• EXTRACTED MATERIAL:
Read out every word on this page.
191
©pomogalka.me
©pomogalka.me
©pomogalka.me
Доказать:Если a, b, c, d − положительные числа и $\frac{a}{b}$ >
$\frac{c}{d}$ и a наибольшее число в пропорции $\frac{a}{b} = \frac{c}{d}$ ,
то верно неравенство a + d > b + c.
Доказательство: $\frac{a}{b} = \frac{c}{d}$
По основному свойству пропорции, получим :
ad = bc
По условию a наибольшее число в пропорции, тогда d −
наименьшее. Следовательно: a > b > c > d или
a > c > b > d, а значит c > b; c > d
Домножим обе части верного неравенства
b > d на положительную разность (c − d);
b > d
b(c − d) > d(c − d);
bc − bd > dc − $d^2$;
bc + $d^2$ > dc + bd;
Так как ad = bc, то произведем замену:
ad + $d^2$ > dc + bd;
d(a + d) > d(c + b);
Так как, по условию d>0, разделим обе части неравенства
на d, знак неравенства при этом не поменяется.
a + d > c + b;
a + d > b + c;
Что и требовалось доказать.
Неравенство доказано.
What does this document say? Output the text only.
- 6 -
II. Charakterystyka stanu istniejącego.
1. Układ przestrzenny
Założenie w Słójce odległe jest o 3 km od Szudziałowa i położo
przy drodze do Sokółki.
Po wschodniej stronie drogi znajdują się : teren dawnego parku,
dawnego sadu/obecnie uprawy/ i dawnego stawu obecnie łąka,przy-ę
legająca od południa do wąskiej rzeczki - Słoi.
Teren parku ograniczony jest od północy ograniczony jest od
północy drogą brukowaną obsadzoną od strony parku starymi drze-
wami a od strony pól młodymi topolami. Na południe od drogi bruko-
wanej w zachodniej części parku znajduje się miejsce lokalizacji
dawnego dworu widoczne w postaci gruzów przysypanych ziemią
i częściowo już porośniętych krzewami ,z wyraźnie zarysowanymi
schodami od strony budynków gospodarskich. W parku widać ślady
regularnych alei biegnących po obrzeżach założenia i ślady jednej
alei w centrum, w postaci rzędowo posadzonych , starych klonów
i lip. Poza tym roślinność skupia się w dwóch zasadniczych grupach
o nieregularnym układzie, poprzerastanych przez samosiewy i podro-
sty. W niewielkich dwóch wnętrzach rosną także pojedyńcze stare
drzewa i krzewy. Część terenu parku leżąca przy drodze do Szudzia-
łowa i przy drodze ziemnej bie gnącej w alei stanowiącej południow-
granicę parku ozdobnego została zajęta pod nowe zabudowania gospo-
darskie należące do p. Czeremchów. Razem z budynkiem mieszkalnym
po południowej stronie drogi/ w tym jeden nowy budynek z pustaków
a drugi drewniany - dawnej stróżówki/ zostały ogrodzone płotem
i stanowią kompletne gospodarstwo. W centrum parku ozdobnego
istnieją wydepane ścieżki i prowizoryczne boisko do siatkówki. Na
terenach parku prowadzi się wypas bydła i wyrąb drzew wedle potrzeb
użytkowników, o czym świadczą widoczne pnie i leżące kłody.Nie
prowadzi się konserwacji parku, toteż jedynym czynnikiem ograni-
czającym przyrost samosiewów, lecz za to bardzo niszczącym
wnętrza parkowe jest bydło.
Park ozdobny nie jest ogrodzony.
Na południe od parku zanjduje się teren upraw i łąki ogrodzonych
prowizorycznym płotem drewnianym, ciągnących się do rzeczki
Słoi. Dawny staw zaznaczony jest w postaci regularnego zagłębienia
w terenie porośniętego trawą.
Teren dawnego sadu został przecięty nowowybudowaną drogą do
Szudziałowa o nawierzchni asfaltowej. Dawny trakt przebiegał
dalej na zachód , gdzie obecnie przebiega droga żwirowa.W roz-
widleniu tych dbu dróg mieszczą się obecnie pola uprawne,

• WRITTEN REQUEST:
Give all of the entries again, word for word.

• CORRECT RESPONSE:
Read out every word on this page.
191
©pomogalka.me
©pomogalka.me
©pomogalka.me
Доказать:Если a, b, c, d − положительные числа и $\frac{a}{b}$ >
$\frac{c}{d}$ и a наибольшее число в пропорции $\frac{a}{b} = \frac{c}{d}$ ,
то верно неравенство a + d > b + c.
Доказательство: $\frac{a}{b} = \frac{c}{d}$
По основному свойству пропорции, получим :
ad = bc
По условию a наибольшее число в пропорции, тогда d −
наименьшее. Следовательно: a > b > c > d или
a > c > b > d, а значит c > b; c > d
Домножим обе части верного неравенства
b > d на положительную разность (c − d);
b > d
b(c − d) > d(c − d);
bc − bd > dc − $d^2$;
bc + $d^2$ > dc + bd;
Так как ad = bc, то произведем замену:
ad + $d^2$ > dc + bd;
d(a + d) > d(c + b);
Так как, по условию d>0, разделим обе части неравенства
на d, знак неравенства при этом не поменяется.
a + d > c + b;
a + d > b + c;
Что и требовалось доказать.
Неравенство доказано.
What does this document say? Output the text only.
- 6 -
II. Charakterystyka stanu istniejącego.
1. Układ przestrzenny
Założenie w Słójce odległe jest o 3 km od Szudziałowa i położo
przy drodze do Sokółki.
Po wschodniej stronie drogi znajdują się : teren dawnego parku,
dawnego sadu/obecnie uprawy/ i dawnego stawu obecnie łąka,przy-ę
legająca od południa do wąskiej rzeczki - Słoi.
Teren parku ograniczony jest od północy ograniczony jest od
północy drogą brukowaną obsadzoną od strony parku starymi drze-
wami a od strony pól młodymi topolami. Na południe od drogi bruko-
wanej w zachodniej części parku znajduje się miejsce lokalizacji
dawnego dworu widoczne w postaci gruzów przysypanych ziemią
i częściowo już porośniętych krzewami ,z wyraźnie zarysowanymi
schodami od strony budynków gospodarskich. W parku widać ślady
regularnych alei biegnących po obrzeżach założenia i ślady jednej
alei w centrum, w postaci rzędowo posadzonych , starych klonów
i lip. Poza tym roślinność skupia się w dwóch zasadniczych grupach
o nieregularnym układzie, poprzerastanych przez samosiewy i podro-
sty. W niewielkich dwóch wnętrzach rosną także pojedyńcze stare
drzewa i krzewy. Część terenu parku leżąca przy drodze do Szudzia-
łowa i przy drodze ziemnej bie gnącej w alei stanowiącej południow-
granicę parku ozdobnego została zajęta pod nowe zabudowania gospo-
darskie należące do p. Czeremchów. Razem z budynkiem mieszkalnym
po południowej stronie drogi/ w tym jeden nowy budynek z pustaków
a drugi drewniany - dawnej stróżówki/ zostały ogrodzone płotem
i stanowią kompletne gospodarstwo. W centrum parku ozdobnego
istnieją wydepane ścieżki i prowizoryczne boisko do siatkówki. Na
terenach parku prowadzi się wypas bydła i wyrąb drzew wedle potrzeb
użytkowników, o czym świadczą widoczne pnie i leżące kłody.Nie
prowadzi się konserwacji parku, toteż jedynym czynnikiem ograni-
czającym przyrost samosiewów, lecz za to bardzo niszczącym
wnętrza parkowe jest bydło.
Park ozdobny nie jest ogrodzony.
Na południe od parku zanjduje się teren upraw i łąki ogrodzonych
prowizorycznym płotem drewnianym, ciągnących się do rzeczki
Słoi. Dawny staw zaznaczony jest w postaci regularnego zagłębienia
w terenie porośniętego trawą.
Teren dawnego sadu został przecięty nowowybudowaną drogą do
Szudziałowa o nawierzchni asfaltowej. Dawny trakt przebiegał
dalej na zachód , gdzie obecnie przebiega droga żwirowa.W roz-
widleniu tych dbu dróg mieszczą się obecnie pola uprawne,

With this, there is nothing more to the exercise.